### WORK INSTRUCTIONS
Please pull out every line that includes the string "this".

### EXTRACTED INFORMATION
-*-

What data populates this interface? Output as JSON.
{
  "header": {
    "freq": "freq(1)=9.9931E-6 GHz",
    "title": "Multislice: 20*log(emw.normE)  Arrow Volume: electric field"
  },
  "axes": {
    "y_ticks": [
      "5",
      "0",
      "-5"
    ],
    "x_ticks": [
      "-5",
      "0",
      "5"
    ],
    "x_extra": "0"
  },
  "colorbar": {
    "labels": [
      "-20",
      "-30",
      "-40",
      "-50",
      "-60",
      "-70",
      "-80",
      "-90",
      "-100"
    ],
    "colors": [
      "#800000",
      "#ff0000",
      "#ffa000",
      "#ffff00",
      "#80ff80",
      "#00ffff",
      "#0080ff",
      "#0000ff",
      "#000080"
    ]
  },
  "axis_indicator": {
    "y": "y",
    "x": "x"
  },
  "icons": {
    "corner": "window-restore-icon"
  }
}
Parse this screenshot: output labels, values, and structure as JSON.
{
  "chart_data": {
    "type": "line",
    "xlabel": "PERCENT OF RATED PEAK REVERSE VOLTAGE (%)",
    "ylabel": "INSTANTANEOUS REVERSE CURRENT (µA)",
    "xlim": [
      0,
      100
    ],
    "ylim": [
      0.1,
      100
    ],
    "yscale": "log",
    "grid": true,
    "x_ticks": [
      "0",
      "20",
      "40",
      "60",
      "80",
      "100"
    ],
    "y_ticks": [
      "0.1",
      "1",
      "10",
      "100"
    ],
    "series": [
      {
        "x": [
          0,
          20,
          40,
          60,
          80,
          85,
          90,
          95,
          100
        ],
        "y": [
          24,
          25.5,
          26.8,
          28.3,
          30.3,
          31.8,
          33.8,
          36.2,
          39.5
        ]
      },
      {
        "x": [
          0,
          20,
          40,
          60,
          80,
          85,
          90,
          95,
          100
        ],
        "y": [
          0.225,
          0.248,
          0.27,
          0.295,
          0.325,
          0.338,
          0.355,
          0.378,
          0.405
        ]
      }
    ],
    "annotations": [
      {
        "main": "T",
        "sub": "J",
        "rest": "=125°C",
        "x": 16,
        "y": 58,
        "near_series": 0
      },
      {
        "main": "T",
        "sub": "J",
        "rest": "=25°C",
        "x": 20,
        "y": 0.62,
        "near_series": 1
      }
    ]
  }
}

-*-

### EXPECTED ANSWER
What data populates this interface? Output as JSON.
Parse this screenshot: output labels, values, and structure as JSON.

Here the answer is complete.